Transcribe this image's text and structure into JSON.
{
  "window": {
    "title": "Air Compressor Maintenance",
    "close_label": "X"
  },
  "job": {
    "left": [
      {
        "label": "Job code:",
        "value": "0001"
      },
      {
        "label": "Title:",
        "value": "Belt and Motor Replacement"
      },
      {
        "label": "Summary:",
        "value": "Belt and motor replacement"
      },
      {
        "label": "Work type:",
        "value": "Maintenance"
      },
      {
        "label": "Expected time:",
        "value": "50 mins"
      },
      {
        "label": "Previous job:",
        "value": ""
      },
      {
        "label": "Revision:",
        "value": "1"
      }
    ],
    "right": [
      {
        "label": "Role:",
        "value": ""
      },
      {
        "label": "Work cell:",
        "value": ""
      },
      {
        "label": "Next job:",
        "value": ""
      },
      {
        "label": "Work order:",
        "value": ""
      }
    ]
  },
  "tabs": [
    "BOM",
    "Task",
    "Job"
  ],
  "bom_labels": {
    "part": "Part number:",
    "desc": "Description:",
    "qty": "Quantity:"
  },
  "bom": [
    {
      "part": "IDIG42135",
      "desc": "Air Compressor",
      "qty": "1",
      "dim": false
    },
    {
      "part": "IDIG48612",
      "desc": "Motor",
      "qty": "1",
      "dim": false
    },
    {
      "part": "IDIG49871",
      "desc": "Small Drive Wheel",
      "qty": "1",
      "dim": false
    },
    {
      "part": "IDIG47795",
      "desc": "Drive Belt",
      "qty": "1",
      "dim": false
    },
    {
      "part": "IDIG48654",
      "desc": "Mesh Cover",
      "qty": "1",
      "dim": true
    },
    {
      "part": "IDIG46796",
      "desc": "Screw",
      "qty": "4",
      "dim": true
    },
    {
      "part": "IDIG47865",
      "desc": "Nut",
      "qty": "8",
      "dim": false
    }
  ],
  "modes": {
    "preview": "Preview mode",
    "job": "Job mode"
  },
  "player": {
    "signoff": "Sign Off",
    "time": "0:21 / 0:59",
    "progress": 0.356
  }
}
□ □ □ □
◆ **TASK BRIEF**:
Gather up every line in the data above that contains the word "part", copying each one.

◆ **ANSWER TO THIS PROBLEM**:
    "part": "Part number:",
      "part": "IDIG42135",
      "part": "IDIG48612",
      "part": "IDIG49871",
      "part": "IDIG47795",
      "part": "IDIG48654",
      "part": "IDIG46796",
      "part": "IDIG47865",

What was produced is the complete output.